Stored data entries

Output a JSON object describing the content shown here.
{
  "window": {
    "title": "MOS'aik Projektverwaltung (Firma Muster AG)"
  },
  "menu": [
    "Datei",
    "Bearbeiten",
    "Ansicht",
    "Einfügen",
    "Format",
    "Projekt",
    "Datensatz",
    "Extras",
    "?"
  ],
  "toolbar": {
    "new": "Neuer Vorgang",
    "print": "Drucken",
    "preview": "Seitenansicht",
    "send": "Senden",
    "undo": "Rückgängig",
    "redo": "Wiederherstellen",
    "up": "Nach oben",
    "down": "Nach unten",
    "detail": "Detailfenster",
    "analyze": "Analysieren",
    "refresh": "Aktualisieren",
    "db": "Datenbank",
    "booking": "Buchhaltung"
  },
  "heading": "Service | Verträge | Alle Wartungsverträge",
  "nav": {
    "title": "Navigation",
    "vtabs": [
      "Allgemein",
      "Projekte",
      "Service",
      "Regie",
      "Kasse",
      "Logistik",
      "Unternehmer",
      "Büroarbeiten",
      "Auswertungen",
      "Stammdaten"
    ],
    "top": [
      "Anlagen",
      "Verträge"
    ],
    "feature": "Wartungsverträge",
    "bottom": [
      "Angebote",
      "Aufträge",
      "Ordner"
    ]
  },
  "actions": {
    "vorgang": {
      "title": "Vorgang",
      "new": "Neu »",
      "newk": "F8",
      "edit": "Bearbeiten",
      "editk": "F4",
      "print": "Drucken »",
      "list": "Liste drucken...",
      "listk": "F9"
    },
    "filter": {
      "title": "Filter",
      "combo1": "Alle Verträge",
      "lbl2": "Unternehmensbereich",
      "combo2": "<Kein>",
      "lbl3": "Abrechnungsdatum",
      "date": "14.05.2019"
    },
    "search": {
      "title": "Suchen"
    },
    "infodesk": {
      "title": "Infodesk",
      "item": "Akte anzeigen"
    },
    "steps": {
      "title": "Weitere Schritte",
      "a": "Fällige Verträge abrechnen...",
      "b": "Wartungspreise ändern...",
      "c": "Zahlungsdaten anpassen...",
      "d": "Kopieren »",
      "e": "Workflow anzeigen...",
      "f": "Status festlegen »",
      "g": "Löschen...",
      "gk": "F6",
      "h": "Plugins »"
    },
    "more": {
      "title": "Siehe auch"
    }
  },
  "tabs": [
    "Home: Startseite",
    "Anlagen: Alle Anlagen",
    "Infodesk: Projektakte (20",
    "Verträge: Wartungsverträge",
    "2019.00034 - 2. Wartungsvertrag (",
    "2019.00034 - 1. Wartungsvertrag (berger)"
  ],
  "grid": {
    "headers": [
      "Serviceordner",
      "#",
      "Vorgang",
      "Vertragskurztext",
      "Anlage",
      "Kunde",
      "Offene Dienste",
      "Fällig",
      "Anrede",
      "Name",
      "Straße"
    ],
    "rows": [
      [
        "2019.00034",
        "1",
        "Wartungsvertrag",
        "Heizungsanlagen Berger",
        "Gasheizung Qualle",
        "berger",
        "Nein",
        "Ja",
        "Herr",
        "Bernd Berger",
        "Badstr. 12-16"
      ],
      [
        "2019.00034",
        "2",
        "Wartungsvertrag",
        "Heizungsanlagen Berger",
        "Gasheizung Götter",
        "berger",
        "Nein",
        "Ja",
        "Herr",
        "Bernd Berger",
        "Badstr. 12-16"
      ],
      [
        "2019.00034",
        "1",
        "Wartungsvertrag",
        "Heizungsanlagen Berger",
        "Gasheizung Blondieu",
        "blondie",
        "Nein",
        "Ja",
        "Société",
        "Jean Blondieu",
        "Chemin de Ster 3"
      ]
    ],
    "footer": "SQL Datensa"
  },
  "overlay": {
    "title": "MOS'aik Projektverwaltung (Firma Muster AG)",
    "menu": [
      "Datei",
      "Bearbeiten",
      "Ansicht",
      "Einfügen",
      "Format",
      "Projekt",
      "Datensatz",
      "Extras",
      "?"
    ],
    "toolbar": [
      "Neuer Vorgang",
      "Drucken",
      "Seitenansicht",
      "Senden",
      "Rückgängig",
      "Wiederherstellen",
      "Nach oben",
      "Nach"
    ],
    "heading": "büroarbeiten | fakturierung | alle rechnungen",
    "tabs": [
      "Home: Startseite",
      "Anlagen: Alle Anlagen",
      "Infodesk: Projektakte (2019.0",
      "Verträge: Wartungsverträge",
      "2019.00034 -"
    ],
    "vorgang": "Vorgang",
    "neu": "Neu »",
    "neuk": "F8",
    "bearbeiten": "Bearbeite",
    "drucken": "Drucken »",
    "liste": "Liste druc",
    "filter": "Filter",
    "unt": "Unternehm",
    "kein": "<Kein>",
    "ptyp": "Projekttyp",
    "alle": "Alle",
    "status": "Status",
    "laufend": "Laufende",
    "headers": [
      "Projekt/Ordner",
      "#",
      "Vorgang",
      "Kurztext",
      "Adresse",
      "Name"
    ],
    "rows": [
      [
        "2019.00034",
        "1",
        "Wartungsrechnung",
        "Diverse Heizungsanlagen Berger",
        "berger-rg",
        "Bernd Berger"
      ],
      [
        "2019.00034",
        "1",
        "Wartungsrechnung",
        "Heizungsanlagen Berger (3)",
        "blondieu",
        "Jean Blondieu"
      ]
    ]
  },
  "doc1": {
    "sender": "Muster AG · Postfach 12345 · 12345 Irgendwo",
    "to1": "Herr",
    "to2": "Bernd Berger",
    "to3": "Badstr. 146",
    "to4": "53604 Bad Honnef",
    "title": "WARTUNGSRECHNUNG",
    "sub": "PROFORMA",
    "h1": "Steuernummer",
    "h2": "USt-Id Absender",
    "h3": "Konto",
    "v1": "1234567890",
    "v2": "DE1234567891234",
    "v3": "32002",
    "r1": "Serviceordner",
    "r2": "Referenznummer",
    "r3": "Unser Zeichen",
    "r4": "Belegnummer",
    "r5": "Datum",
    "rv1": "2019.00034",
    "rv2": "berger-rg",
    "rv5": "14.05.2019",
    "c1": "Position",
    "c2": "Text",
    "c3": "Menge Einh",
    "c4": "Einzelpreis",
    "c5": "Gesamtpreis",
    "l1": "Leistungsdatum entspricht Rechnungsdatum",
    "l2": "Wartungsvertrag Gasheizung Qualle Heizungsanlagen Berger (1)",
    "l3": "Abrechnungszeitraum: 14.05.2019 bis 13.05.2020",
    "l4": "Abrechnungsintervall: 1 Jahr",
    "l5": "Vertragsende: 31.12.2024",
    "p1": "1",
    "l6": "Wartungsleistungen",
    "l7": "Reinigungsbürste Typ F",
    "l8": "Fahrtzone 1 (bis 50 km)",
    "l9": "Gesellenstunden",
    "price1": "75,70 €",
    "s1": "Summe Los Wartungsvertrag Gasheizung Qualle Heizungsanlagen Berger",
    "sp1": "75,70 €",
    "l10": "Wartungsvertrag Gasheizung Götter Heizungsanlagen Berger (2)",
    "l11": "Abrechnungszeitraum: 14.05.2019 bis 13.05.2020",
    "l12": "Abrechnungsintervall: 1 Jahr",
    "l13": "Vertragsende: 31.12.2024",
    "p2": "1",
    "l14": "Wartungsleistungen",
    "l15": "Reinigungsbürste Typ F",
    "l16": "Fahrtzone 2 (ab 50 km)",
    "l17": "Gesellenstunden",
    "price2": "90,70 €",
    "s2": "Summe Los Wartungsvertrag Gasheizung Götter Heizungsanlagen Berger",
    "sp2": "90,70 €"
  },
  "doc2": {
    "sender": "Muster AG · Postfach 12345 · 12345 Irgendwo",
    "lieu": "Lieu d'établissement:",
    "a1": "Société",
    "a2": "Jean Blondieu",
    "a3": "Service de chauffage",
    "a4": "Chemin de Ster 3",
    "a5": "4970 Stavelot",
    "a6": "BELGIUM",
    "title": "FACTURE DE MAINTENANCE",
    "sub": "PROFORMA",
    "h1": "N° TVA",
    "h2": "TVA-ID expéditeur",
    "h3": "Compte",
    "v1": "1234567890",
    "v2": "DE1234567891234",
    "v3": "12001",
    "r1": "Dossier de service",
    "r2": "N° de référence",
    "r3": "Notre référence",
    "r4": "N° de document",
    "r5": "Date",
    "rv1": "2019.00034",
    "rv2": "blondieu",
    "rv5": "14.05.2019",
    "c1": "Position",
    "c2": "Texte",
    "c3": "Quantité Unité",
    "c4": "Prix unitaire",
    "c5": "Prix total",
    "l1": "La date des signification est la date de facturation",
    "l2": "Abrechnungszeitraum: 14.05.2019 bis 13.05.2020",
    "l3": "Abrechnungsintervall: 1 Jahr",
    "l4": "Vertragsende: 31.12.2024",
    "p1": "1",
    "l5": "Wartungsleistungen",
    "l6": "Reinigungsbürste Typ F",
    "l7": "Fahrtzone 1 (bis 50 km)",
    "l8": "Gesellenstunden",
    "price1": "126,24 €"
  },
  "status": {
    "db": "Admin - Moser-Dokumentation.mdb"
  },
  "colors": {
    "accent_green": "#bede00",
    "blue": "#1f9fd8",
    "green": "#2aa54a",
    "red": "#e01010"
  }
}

REQUEST:
From the listing above, collect every line that mentions the word "Gesellenstunden".

FINISHED EXERCISE:
    "l9": "Gesellenstunden",
    "l17": "Gesellenstunden",
    "l8": "Gesellenstunden",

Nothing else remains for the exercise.